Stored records
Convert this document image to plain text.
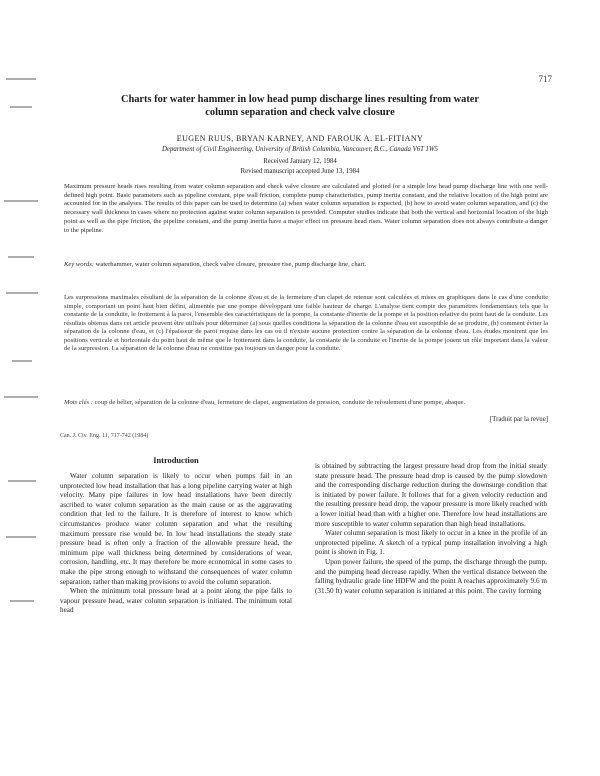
717
Charts for water hammer in low head pump discharge lines resulting from water column separation and check valve closure
EUGEN RUUS, BRYAN KARNEY, AND FAROUK A. EL-FITIANY
Department of Civil Engineering, University of British Columbia, Vancouver, B.C., Canada V6T 1W5
Received January 12, 1984
Revised manuscript accepted June 13, 1984
Maximum pressure heads rises resulting from water column separation and check valve closure are calculated and plotted for a simple low head pump discharge line with one well-defined high point. Basic parameters such as pipeline constant, pipe wall friction, complete pump characteristics, pump inertia constant, and the relative location of the high point are accounted for in the analyses. The results of this paper can be used to determine (a) when water column separation is expected, (b) how to avoid water column separation, and (c) the necessary wall thickness in cases where no protection against water column separation is provided. Computer studies indicate that both the vertical and horizontal location of the high point as well as the pipe friction, the pipeline constant, and the pump inertia have a major effect on pressure head rises. Water column separation does not always contribute a danger to the pipeline.
Key words: waterhammer, water column separation, check valve closure, pressure rise, pump discharge line, chart.
Les surpressions maximales résultant de la séparation de la colonne d'eau et de la fermeture d'un clapet de retenue sont calculées et mises en graphiques dans le cas d'une conduite simple, comportant un point haut bien défini, alimentée par une pompe développant une faible hauteur de charge. L'analyse tient compte des paramètres fondamentaux tels que la constante de la conduite, le frottement à la paroi, l'ensemble des caractéristiques de la pompe, la constante d'inertie de la pompe et la position relative du point haut de la conduite. Les résultats obtenus dans cet article peuvent être utilisés pour déterminer (a) sous quelles conditions la séparation de la colonne d'eau est susceptible de se produire, (b) comment éviter la séparation de la colonne d'eau, et (c) l'épaisseur de paroi requise dans les cas où il n'existe aucune protection contre la séparation de la colonne d'eau. Les études montrent que les positions verticale et horizontale du point haut de même que le frottement dans la conduite, la constante de la conduite et l'inertie de la pompe jouent un rôle important dans la valeur de la surpression. La séparation de la colonne d'eau ne constitue pas toujours un danger pour la conduite.
Mots clés : coup de bélier, séparation de la colonne d'eau, fermeture de clapet, augmentation de pression, conduite de refoulement d'une pompe, abaque.
[Traduit par la revue]
Can. J. Civ. Eng. 11, 717-742 (1984)
Introduction

Water column separation is likely to occur when pumps fail in an unprotected low head installation that has a long pipeline carrying water at high velocity. Many pipe failures in low head installations have been directly ascribed to water column separation as the main cause or as the aggravating condition that led to the failure. It is therefore of interest to know which circumstances produce water column separation and what the resulting maximum pressure rise would be. In low head installations the steady state pressure head is often only a fraction of the allowable pressure head, the minimum pipe wall thickness being determined by considerations of wear, corrosion, handling, etc. It may therefore be more economical in some cases to make the pipe strong enough to withstand the consequences of water column separation, rather than making provisions to avoid the column separation.

When the minimum total pressure head at a point along the pipe falls to vapour pressure head, water column separation is initiated. The minimum total head

is obtained by subtracting the largest pressure head drop from the initial steady state pressure head. The pressure head drop is caused by the pump slowdown and the corresponding discharge reduction during the downsurge condition that is initiated by power failure. It follows that for a given velocity reduction and the resulting pressure head drop, the vapour pressure is more likely reached with a lower initial head than with a higher one. Therefore low head installations are more susceptible to water column separation than high head installations.

Water column separation is most likely to occur in a knee in the profile of an unprotected pipeline. A sketch of a typical pump installation involving a high point is shown in Fig. 1.

Upon power failure, the speed of the pump, the discharge through the pump, and the pumping head decrease rapidly. When the vertical distance between the falling hydraulic grade line HDFW and the point A reaches approximately 9.6 m (31.50 ft) water column separation is initiated at this point. The cavity forming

What this task involves >> Write out every record above exactly as it stands, but leave out the pictures.

Task answer >>
Convert this document image to plain text.
717
Charts for water hammer in low head pump discharge lines resulting from water column separation and check valve closure
EUGEN RUUS, BRYAN KARNEY, AND FAROUK A. EL-FITIANY
Department of Civil Engineering, University of British Columbia, Vancouver, B.C., Canada V6T 1W5
Received January 12, 1984
Revised manuscript accepted June 13, 1984
Maximum pressure heads rises resulting from water column separation and check valve closure are calculated and plotted for a simple low head pump discharge line with one well-defined high point. Basic parameters such as pipeline constant, pipe wall friction, complete pump characteristics, pump inertia constant, and the relative location of the high point are accounted for in the analyses. The results of this paper can be used to determine (a) when water column separation is expected, (b) how to avoid water column separation, and (c) the necessary wall thickness in cases where no protection against water column separation is provided. Computer studies indicate that both the vertical and horizontal location of the high point as well as the pipe friction, the pipeline constant, and the pump inertia have a major effect on pressure head rises. Water column separation does not always contribute a danger to the pipeline.
Key words: waterhammer, water column separation, check valve closure, pressure rise, pump discharge line, chart.
Les surpressions maximales résultant de la séparation de la colonne d'eau et de la fermeture d'un clapet de retenue sont calculées et mises en graphiques dans le cas d'une conduite simple, comportant un point haut bien défini, alimentée par une pompe développant une faible hauteur de charge. L'analyse tient compte des paramètres fondamentaux tels que la constante de la conduite, le frottement à la paroi, l'ensemble des caractéristiques de la pompe, la constante d'inertie de la pompe et la position relative du point haut de la conduite. Les résultats obtenus dans cet article peuvent être utilisés pour déterminer (a) sous quelles conditions la séparation de la colonne d'eau est susceptible de se produire, (b) comment éviter la séparation de la colonne d'eau, et (c) l'épaisseur de paroi requise dans les cas où il n'existe aucune protection contre la séparation de la colonne d'eau. Les études montrent que les positions verticale et horizontale du point haut de même que le frottement dans la conduite, la constante de la conduite et l'inertie de la pompe jouent un rôle important dans la valeur de la surpression. La séparation de la colonne d'eau ne constitue pas toujours un danger pour la conduite.
Mots clés : coup de bélier, séparation de la colonne d'eau, fermeture de clapet, augmentation de pression, conduite de refoulement d'une pompe, abaque.
[Traduit par la revue]
Can. J. Civ. Eng. 11, 717-742 (1984)
Introduction

Water column separation is likely to occur when pumps fail in an unprotected low head installation that has a long pipeline carrying water at high velocity. Many pipe failures in low head installations have been directly ascribed to water column separation as the main cause or as the aggravating condition that led to the failure. It is therefore of interest to know which circumstances produce water column separation and what the resulting maximum pressure rise would be. In low head installations the steady state pressure head is often only a fraction of the allowable pressure head, the minimum pipe wall thickness being determined by considerations of wear, corrosion, handling, etc. It may therefore be more economical in some cases to make the pipe strong enough to withstand the consequences of water column separation, rather than making provisions to avoid the column separation.

When the minimum total pressure head at a point along the pipe falls to vapour pressure head, water column separation is initiated. The minimum total head

is obtained by subtracting the largest pressure head drop from the initial steady state pressure head. The pressure head drop is caused by the pump slowdown and the corresponding discharge reduction during the downsurge condition that is initiated by power failure. It follows that for a given velocity reduction and the resulting pressure head drop, the vapour pressure is more likely reached with a lower initial head than with a higher one. Therefore low head installations are more susceptible to water column separation than high head installations.

Water column separation is most likely to occur in a knee in the profile of an unprotected pipeline. A sketch of a typical pump installation involving a high point is shown in Fig. 1.

Upon power failure, the speed of the pump, the discharge through the pump, and the pumping head decrease rapidly. When the vertical distance between the falling hydraulic grade line HDFW and the point A reaches approximately 9.6 m (31.50 ft) water column separation is initiated at this point. The cavity forming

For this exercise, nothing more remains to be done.